═════ Data supplied

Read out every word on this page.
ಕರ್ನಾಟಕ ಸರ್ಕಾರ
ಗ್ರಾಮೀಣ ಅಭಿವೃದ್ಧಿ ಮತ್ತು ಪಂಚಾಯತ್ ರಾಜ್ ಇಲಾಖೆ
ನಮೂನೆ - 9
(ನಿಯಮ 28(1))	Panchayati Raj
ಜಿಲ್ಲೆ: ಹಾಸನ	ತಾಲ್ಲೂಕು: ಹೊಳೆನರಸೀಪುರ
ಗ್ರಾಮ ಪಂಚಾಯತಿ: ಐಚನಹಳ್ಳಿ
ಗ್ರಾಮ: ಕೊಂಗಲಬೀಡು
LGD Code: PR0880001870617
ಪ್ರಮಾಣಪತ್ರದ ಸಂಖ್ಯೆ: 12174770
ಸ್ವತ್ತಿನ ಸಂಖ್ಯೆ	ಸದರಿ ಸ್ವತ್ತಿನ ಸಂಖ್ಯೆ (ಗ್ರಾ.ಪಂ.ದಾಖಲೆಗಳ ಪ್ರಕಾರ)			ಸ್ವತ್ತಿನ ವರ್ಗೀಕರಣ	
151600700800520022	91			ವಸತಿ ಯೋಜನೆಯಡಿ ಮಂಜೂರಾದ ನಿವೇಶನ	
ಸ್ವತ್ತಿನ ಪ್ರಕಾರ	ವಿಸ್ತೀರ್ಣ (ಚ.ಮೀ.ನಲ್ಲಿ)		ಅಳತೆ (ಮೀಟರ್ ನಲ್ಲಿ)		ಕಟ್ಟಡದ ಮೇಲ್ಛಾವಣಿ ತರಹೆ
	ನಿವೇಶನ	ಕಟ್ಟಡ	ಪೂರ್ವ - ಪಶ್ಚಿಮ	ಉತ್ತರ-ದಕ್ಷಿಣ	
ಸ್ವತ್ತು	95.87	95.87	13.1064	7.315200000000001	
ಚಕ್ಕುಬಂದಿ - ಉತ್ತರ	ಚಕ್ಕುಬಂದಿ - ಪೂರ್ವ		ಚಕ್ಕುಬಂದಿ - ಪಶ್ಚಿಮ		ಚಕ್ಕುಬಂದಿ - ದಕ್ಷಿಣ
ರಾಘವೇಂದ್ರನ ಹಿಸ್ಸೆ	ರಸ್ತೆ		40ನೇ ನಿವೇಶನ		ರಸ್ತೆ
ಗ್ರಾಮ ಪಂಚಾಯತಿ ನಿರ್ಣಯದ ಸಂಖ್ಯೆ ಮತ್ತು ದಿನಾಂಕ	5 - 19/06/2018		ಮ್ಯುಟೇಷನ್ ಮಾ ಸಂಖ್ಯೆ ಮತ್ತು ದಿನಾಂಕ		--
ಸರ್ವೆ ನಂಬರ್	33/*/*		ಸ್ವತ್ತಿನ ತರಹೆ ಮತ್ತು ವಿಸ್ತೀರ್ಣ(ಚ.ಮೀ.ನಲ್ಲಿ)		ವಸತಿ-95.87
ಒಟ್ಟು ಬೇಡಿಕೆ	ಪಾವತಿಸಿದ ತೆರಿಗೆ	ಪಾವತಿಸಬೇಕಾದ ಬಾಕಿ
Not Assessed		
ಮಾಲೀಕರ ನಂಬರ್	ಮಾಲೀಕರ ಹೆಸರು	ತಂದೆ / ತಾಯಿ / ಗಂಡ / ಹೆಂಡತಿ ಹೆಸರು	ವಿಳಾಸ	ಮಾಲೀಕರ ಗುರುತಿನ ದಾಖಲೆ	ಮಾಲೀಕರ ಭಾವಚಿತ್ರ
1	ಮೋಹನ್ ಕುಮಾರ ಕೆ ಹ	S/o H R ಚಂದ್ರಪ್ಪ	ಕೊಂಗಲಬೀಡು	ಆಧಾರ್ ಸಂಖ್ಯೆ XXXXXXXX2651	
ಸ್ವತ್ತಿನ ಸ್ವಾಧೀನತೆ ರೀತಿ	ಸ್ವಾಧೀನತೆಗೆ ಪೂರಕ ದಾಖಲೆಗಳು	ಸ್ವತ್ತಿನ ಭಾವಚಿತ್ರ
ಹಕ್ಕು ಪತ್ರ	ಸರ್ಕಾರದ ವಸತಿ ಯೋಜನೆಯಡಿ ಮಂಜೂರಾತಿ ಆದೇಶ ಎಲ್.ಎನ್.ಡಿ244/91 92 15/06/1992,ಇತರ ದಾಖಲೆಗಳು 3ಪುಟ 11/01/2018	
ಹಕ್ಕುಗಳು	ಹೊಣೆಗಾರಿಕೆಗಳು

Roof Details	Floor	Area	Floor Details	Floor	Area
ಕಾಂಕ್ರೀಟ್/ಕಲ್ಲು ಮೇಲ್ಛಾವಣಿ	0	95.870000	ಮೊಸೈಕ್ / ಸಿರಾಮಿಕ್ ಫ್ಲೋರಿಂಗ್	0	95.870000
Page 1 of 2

══════════

**Work to do**
Please quote the data above in full, with no line missing.

**Solution below**
Read out every word on this page.
ಕರ್ನಾಟಕ ಸರ್ಕಾರ
ಗ್ರಾಮೀಣ ಅಭಿವೃದ್ಧಿ ಮತ್ತು ಪಂಚಾಯತ್ ರಾಜ್ ಇಲಾಖೆ
ನಮೂನೆ - 9
(ನಿಯಮ 28(1))	Panchayati Raj
ಜಿಲ್ಲೆ: ಹಾಸನ	ತಾಲ್ಲೂಕು: ಹೊಳೆನರಸೀಪುರ
ಗ್ರಾಮ ಪಂಚಾಯತಿ: ಐಚನಹಳ್ಳಿ
ಗ್ರಾಮ: ಕೊಂಗಲಬೀಡು
LGD Code: PR0880001870617
ಪ್ರಮಾಣಪತ್ರದ ಸಂಖ್ಯೆ: 12174770
ಸ್ವತ್ತಿನ ಸಂಖ್ಯೆ	ಸದರಿ ಸ್ವತ್ತಿನ ಸಂಖ್ಯೆ (ಗ್ರಾ.ಪಂ.ದಾಖಲೆಗಳ ಪ್ರಕಾರ)			ಸ್ವತ್ತಿನ ವರ್ಗೀಕರಣ	
151600700800520022	91			ವಸತಿ ಯೋಜನೆಯಡಿ ಮಂಜೂರಾದ ನಿವೇಶನ	
ಸ್ವತ್ತಿನ ಪ್ರಕಾರ	ವಿಸ್ತೀರ್ಣ (ಚ.ಮೀ.ನಲ್ಲಿ)		ಅಳತೆ (ಮೀಟರ್ ನಲ್ಲಿ)		ಕಟ್ಟಡದ ಮೇಲ್ಛಾವಣಿ ತರಹೆ
	ನಿವೇಶನ	ಕಟ್ಟಡ	ಪೂರ್ವ - ಪಶ್ಚಿಮ	ಉತ್ತರ-ದಕ್ಷಿಣ	
ಸ್ವತ್ತು	95.87	95.87	13.1064	7.315200000000001	
ಚಕ್ಕುಬಂದಿ - ಉತ್ತರ	ಚಕ್ಕುಬಂದಿ - ಪೂರ್ವ		ಚಕ್ಕುಬಂದಿ - ಪಶ್ಚಿಮ		ಚಕ್ಕುಬಂದಿ - ದಕ್ಷಿಣ
ರಾಘವೇಂದ್ರನ ಹಿಸ್ಸೆ	ರಸ್ತೆ		40ನೇ ನಿವೇಶನ		ರಸ್ತೆ
ಗ್ರಾಮ ಪಂಚಾಯತಿ ನಿರ್ಣಯದ ಸಂಖ್ಯೆ ಮತ್ತು ದಿನಾಂಕ	5 - 19/06/2018		ಮ್ಯುಟೇಷನ್ ಮಾ ಸಂಖ್ಯೆ ಮತ್ತು ದಿನಾಂಕ		--
ಸರ್ವೆ ನಂಬರ್	33/*/*		ಸ್ವತ್ತಿನ ತರಹೆ ಮತ್ತು ವಿಸ್ತೀರ್ಣ(ಚ.ಮೀ.ನಲ್ಲಿ)		ವಸತಿ-95.87
ಒಟ್ಟು ಬೇಡಿಕೆ	ಪಾವತಿಸಿದ ತೆರಿಗೆ	ಪಾವತಿಸಬೇಕಾದ ಬಾಕಿ
Not Assessed		
ಮಾಲೀಕರ ನಂಬರ್	ಮಾಲೀಕರ ಹೆಸರು	ತಂದೆ / ತಾಯಿ / ಗಂಡ / ಹೆಂಡತಿ ಹೆಸರು	ವಿಳಾಸ	ಮಾಲೀಕರ ಗುರುತಿನ ದಾಖಲೆ	ಮಾಲೀಕರ ಭಾವಚಿತ್ರ
1	ಮೋಹನ್ ಕುಮಾರ ಕೆ ಹ	S/o H R ಚಂದ್ರಪ್ಪ	ಕೊಂಗಲಬೀಡು	ಆಧಾರ್ ಸಂಖ್ಯೆ XXXXXXXX2651	
ಸ್ವತ್ತಿನ ಸ್ವಾಧೀನತೆ ರೀತಿ	ಸ್ವಾಧೀನತೆಗೆ ಪೂರಕ ದಾಖಲೆಗಳು	ಸ್ವತ್ತಿನ ಭಾವಚಿತ್ರ
ಹಕ್ಕು ಪತ್ರ	ಸರ್ಕಾರದ ವಸತಿ ಯೋಜನೆಯಡಿ ಮಂಜೂರಾತಿ ಆದೇಶ ಎಲ್.ಎನ್.ಡಿ244/91 92 15/06/1992,ಇತರ ದಾಖಲೆಗಳು 3ಪುಟ 11/01/2018	
ಹಕ್ಕುಗಳು	ಹೊಣೆಗಾರಿಕೆಗಳು

Roof Details	Floor	Area	Floor Details	Floor	Area
ಕಾಂಕ್ರೀಟ್/ಕಲ್ಲು ಮೇಲ್ಛಾವಣಿ	0	95.870000	ಮೊಸೈಕ್ / ಸಿರಾಮಿಕ್ ಫ್ಲೋರಿಂಗ್	0	95.870000
Page 1 of 2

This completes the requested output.